> **What is expected**: Print the lines of the items below without any change, starting at the line that contains "For every button, label, input, icon, or" and ending at the line that contains "svg-text:2 H: 2 H <box>426 337 563 440</box>".

------ Data shown

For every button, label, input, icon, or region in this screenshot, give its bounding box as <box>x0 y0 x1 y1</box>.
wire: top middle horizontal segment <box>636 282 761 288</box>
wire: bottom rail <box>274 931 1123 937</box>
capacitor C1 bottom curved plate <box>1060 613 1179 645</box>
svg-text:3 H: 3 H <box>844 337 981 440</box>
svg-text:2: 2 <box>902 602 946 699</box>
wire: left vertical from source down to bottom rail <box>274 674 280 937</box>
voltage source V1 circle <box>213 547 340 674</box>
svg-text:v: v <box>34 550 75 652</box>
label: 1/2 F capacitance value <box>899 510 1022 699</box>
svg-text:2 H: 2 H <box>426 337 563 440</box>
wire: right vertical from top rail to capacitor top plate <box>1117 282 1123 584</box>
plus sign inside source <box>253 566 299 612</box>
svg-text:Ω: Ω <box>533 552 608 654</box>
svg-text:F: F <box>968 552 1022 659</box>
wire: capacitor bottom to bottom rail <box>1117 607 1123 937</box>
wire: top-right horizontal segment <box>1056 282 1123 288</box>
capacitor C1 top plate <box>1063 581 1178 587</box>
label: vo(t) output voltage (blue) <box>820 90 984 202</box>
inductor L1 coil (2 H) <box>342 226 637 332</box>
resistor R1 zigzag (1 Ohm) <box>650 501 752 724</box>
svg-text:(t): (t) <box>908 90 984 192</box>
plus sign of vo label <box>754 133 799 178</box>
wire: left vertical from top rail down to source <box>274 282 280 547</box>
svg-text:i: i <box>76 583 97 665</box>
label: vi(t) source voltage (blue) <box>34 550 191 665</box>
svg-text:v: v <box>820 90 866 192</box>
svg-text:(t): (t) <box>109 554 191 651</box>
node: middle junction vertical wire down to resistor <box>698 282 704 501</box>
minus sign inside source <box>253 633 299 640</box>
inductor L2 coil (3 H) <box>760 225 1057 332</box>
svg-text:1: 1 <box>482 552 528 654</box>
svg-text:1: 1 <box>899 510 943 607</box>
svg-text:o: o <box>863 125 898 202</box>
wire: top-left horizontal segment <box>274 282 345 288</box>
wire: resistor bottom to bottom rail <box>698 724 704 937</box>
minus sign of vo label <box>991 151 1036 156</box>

------------
------ Data shown

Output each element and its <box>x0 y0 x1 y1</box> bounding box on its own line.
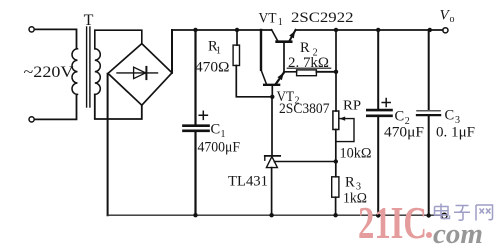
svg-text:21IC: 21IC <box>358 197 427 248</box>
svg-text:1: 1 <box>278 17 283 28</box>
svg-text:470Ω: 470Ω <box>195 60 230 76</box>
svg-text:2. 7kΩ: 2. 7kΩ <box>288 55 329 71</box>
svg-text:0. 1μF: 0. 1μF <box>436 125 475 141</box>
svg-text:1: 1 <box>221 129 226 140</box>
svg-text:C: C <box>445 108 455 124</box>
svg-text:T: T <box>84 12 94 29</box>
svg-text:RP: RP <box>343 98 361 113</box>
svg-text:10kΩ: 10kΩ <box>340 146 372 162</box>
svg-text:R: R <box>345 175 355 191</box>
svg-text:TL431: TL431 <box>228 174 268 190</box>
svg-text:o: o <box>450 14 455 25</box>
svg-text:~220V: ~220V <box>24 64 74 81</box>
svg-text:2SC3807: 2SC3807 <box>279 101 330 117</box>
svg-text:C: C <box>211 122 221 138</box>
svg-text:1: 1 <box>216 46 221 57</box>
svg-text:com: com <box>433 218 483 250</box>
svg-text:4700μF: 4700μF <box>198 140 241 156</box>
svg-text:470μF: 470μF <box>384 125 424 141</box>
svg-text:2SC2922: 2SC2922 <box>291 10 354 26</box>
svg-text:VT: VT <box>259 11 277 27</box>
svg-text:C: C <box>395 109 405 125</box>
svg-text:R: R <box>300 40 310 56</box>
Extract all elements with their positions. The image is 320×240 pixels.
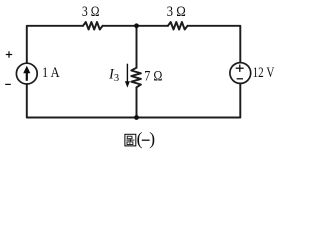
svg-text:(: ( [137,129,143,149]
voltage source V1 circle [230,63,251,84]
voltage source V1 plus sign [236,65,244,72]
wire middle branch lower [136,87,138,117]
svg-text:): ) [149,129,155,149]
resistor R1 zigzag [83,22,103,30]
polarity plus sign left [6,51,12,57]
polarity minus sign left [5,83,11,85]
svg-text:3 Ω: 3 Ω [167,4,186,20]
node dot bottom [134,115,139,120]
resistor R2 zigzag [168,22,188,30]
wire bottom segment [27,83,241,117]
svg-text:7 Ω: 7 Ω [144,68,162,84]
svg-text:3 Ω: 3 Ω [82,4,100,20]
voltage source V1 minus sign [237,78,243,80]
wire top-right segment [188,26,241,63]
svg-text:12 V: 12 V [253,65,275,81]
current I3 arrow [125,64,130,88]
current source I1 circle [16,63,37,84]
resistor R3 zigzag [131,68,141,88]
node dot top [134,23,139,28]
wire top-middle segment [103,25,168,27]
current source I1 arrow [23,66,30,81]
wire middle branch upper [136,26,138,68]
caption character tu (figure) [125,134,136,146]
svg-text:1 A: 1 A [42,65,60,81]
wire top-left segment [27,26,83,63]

------------

> **Response to this task**:
For every button, label, input, icon, or region in this screenshot, give its bounding box as <box>x0 y0 x1 y1</box>.
wire: top middle horizontal segment <box>636 282 761 288</box>
wire: bottom rail <box>274 931 1123 937</box>
capacitor C1 bottom curved plate <box>1060 613 1179 645</box>
svg-text:3 H: 3 H <box>844 337 981 440</box>
svg-text:2: 2 <box>902 602 946 699</box>
wire: left vertical from source down to bottom rail <box>274 674 280 937</box>
voltage source V1 circle <box>213 547 340 674</box>
svg-text:v: v <box>34 550 75 652</box>
label: 1/2 F capacitance value <box>899 510 1022 699</box>
svg-text:2 H: 2 H <box>426 337 563 440</box>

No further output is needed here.